[Data items]
------------------------------------------------------------

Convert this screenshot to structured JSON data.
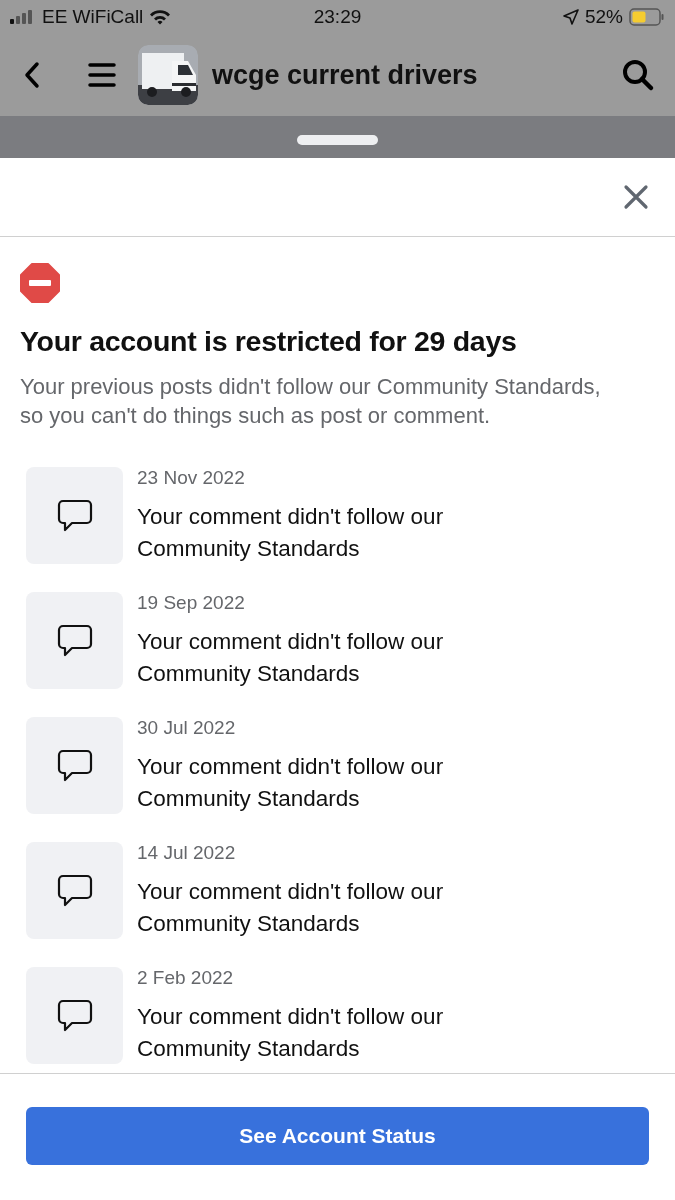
{
  "status_bar": {
    "carrier": "EE WiFiCall",
    "time": "23:29",
    "battery": "52%"
  },
  "header": {
    "title": "wcge current drivers"
  },
  "sheet": {
    "title": "Your account is restricted for 29 days",
    "description": "Your previous posts didn't follow our Community Standards, so you can't do things such as post or comment.",
    "items": [
      {
        "date": "23 Nov 2022",
        "text": "Your comment didn't follow our Community Standards"
      },
      {
        "date": "19 Sep 2022",
        "text": "Your comment didn't follow our Community Standards"
      },
      {
        "date": "30 Jul 2022",
        "text": "Your comment didn't follow our Community Standards"
      },
      {
        "date": "14 Jul 2022",
        "text": "Your comment didn't follow our Community Standards"
      },
      {
        "date": "2 Feb 2022",
        "text": "Your comment didn't follow our Community Standards"
      }
    ],
    "button": "See Account Status"
  }
}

------------------------------------------------------------

### Your instructions
Omit the pictures and reproduce the listing exactly.

### Complete output
Convert this screenshot to structured JSON data.
{
  "status_bar": {
    "carrier": "EE WiFiCall",
    "time": "23:29",
    "battery": "52%"
  },
  "header": {
    "title": "wcge current drivers"
  },
  "sheet": {
    "title": "Your account is restricted for 29 days",
    "description": "Your previous posts didn't follow our Community Standards, so you can't do things such as post or comment.",
    "items": [
      {
        "date": "23 Nov 2022",
        "text": "Your comment didn't follow our Community Standards"
      },
      {
        "date": "19 Sep 2022",
        "text": "Your comment didn't follow our Community Standards"
      },
      {
        "date": "30 Jul 2022",
        "text": "Your comment didn't follow our Community Standards"
      },
      {
        "date": "14 Jul 2022",
        "text": "Your comment didn't follow our Community Standards"
      },
      {
        "date": "2 Feb 2022",
        "text": "Your comment didn't follow our Community Standards"
      }
    ],
    "button": "See Account Status"
  }
}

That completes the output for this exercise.